◆ THE PROBLEM
Write out the material exactly, without any of its pictures.
-- INFORMATION SHOWN start --
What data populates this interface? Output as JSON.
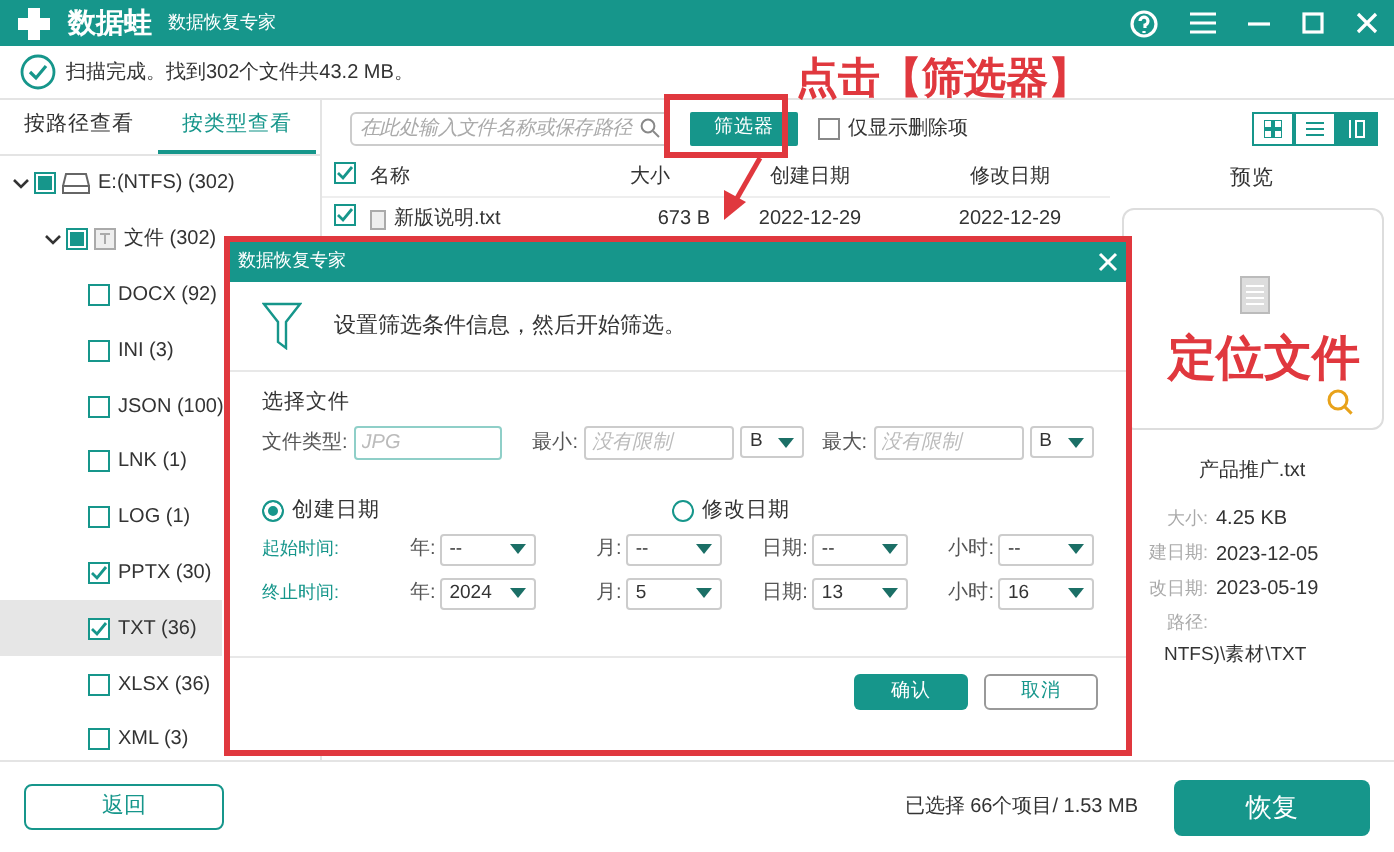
{
  "app": {
    "logo": "数据蛙",
    "subtitle": "数据恢复专家"
  },
  "scan_status": "扫描完成。找到302个文件共43.2 MB。",
  "view_tabs": [
    {
      "label": "按路径查看",
      "selected": false
    },
    {
      "label": "按类型查看",
      "selected": true
    }
  ],
  "search": {
    "placeholder": "在此处输入文件名称或保存路径"
  },
  "filter_button": "筛选器",
  "deleted_only": {
    "label": "仅显示删除项",
    "checked": false
  },
  "view_modes": [
    {
      "kind": "grid",
      "selected": false
    },
    {
      "kind": "list",
      "selected": false
    },
    {
      "kind": "detail",
      "selected": true
    }
  ],
  "tree": [
    {
      "kind": "drive",
      "label": "E:(NTFS) (302)",
      "checked": true,
      "partial": true,
      "expanded": true,
      "selected": false,
      "children": [
        {
          "kind": "folder",
          "label": "文件 (302)",
          "checked": true,
          "partial": true,
          "expanded": true,
          "selected": false,
          "children": [
            {
              "kind": "type",
              "label": "DOCX (92)",
              "checked": false,
              "selected": false
            },
            {
              "kind": "type",
              "label": "INI (3)",
              "checked": false,
              "selected": false
            },
            {
              "kind": "type",
              "label": "JSON (100)",
              "checked": false,
              "selected": false
            },
            {
              "kind": "type",
              "label": "LNK (1)",
              "checked": false,
              "selected": false
            },
            {
              "kind": "type",
              "label": "LOG (1)",
              "checked": false,
              "selected": false
            },
            {
              "kind": "type",
              "label": "PPTX (30)",
              "checked": true,
              "selected": false
            },
            {
              "kind": "type",
              "label": "TXT (36)",
              "checked": true,
              "selected": true
            },
            {
              "kind": "type",
              "label": "XLSX (36)",
              "checked": false,
              "selected": false
            },
            {
              "kind": "type",
              "label": "XML (3)",
              "checked": false,
              "selected": false
            }
          ]
        }
      ]
    }
  ],
  "file_table": {
    "header_checked": true,
    "columns": [
      "名称",
      "大小",
      "创建日期",
      "修改日期"
    ],
    "rows": [
      {
        "name": "新版说明.txt",
        "size": "673  B",
        "created": "2022-12-29",
        "modified": "2022-12-29",
        "checked": true
      }
    ]
  },
  "preview": {
    "title": "预览",
    "file_name": "产品推广.txt",
    "details": [
      {
        "label": "大小:",
        "value": "4.25 KB"
      },
      {
        "label": "建日期:",
        "value": "2023-12-05"
      },
      {
        "label": "改日期:",
        "value": "2023-05-19"
      },
      {
        "label": "路径:"
      }
    ],
    "path": "NTFS)\\素材\\TXT"
  },
  "back_button": "返回",
  "selection_summary": "已选择 66个项目/ 1.53 MB",
  "recover_button": "恢复",
  "filter_dialog": {
    "title": "数据恢复专家",
    "message": "设置筛选条件信息，然后开始筛选。",
    "section": "选择文件",
    "type_label": "文件类型:",
    "type_placeholder": "JPG",
    "min_label": "最小:",
    "min_placeholder": "没有限制",
    "min_unit": "B",
    "max_label": "最大:",
    "max_placeholder": "没有限制",
    "max_unit": "B",
    "date_modes": [
      {
        "label": "创建日期",
        "selected": true
      },
      {
        "label": "修改日期",
        "selected": false
      }
    ],
    "time_rows": [
      {
        "label": "起始时间:",
        "fields": [
          {
            "label": "年:",
            "value": "--"
          },
          {
            "label": "月:",
            "value": "--"
          },
          {
            "label": "日期:",
            "value": "--"
          },
          {
            "label": "小时:",
            "value": "--"
          }
        ]
      },
      {
        "label": "终止时间:",
        "fields": [
          {
            "label": "年:",
            "value": "2024"
          },
          {
            "label": "月:",
            "value": "5"
          },
          {
            "label": "日期:",
            "value": "13"
          },
          {
            "label": "小时:",
            "value": "16"
          }
        ]
      }
    ],
    "buttons": [
      {
        "kind": "primary",
        "label": "确认"
      },
      {
        "kind": "secondary",
        "label": "取消"
      }
    ]
  },
  "annotations": [
    {
      "kind": "callout",
      "text": "点击【筛选器】"
    },
    {
      "kind": "label",
      "text": "定位文件"
    }
  ]
}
-- INFORMATION SHOWN end --
◆ CORRECT OUTPUT
What data populates this interface? Output as JSON.
{
  "app": {
    "logo": "数据蛙",
    "subtitle": "数据恢复专家"
  },
  "scan_status": "扫描完成。找到302个文件共43.2 MB。",
  "view_tabs": [
    {
      "label": "按路径查看",
      "selected": false
    },
    {
      "label": "按类型查看",
      "selected": true
    }
  ],
  "search": {
    "placeholder": "在此处输入文件名称或保存路径"
  },
  "filter_button": "筛选器",
  "deleted_only": {
    "label": "仅显示删除项",
    "checked": false
  },
  "view_modes": [
    {
      "kind": "grid",
      "selected": false
    },
    {
      "kind": "list",
      "selected": false
    },
    {
      "kind": "detail",
      "selected": true
    }
  ],
  "tree": [
    {
      "kind": "drive",
      "label": "E:(NTFS) (302)",
      "checked": true,
      "partial": true,
      "expanded": true,
      "selected": false,
      "children": [
        {
          "kind": "folder",
          "label": "文件 (302)",
          "checked": true,
          "partial": true,
          "expanded": true,
          "selected": false,
          "children": [
            {
              "kind": "type",
              "label": "DOCX (92)",
              "checked": false,
              "selected": false
            },
            {
              "kind": "type",
              "label": "INI (3)",
              "checked": false,
              "selected": false
            },
            {
              "kind": "type",
              "label": "JSON (100)",
              "checked": false,
              "selected": false
            },
            {
              "kind": "type",
              "label": "LNK (1)",
              "checked": false,
              "selected": false
            },
            {
              "kind": "type",
              "label": "LOG (1)",
              "checked": false,
              "selected": false
            },
            {
              "kind": "type",
              "label": "PPTX (30)",
              "checked": true,
              "selected": false
            },
            {
              "kind": "type",
              "label": "TXT (36)",
              "checked": true,
              "selected": true
            },
            {
              "kind": "type",
              "label": "XLSX (36)",
              "checked": false,
              "selected": false
            },
            {
              "kind": "type",
              "label": "XML (3)",
              "checked": false,
              "selected": false
            }
          ]
        }
      ]
    }
  ],
  "file_table": {
    "header_checked": true,
    "columns": [
      "名称",
      "大小",
      "创建日期",
      "修改日期"
    ],
    "rows": [
      {
        "name": "新版说明.txt",
        "size": "673  B",
        "created": "2022-12-29",
        "modified": "2022-12-29",
        "checked": true
      }
    ]
  },
  "preview": {
    "title": "预览",
    "file_name": "产品推广.txt",
    "details": [
      {
        "label": "大小:",
        "value": "4.25 KB"
      },
      {
        "label": "建日期:",
        "value": "2023-12-05"
      },
      {
        "label": "改日期:",
        "value": "2023-05-19"
      },
      {
        "label": "路径:"
      }
    ],
    "path": "NTFS)\\素材\\TXT"
  },
  "back_button": "返回",
  "selection_summary": "已选择 66个项目/ 1.53 MB",
  "recover_button": "恢复",
  "filter_dialog": {
    "title": "数据恢复专家",
    "message": "设置筛选条件信息，然后开始筛选。",
    "section": "选择文件",
    "type_label": "文件类型:",
    "type_placeholder": "JPG",
    "min_label": "最小:",
    "min_placeholder": "没有限制",
    "min_unit": "B",
    "max_label": "最大:",
    "max_placeholder": "没有限制",
    "max_unit": "B",
    "date_modes": [
      {
        "label": "创建日期",
        "selected": true
      },
      {
        "label": "修改日期",
        "selected": false
      }
    ],
    "time_rows": [
      {
        "label": "起始时间:",
        "fields": [
          {
            "label": "年:",
            "value": "--"
          },
          {
            "label": "月:",
            "value": "--"
          },
          {
            "label": "日期:",
            "value": "--"
          },
          {
            "label": "小时:",
            "value": "--"
          }
        ]
      },
      {
        "label": "终止时间:",
        "fields": [
          {
            "label": "年:",
            "value": "2024"
          },
          {
            "label": "月:",
            "value": "5"
          },
          {
            "label": "日期:",
            "value": "13"
          },
          {
            "label": "小时:",
            "value": "16"
          }
        ]
      }
    ],
    "buttons": [
      {
        "kind": "primary",
        "label": "确认"
      },
      {
        "kind": "secondary",
        "label": "取消"
      }
    ]
  },
  "annotations": [
    {
      "kind": "callout",
      "text": "点击【筛选器】"
    },
    {
      "kind": "label",
      "text": "定位文件"
    }
  ]
}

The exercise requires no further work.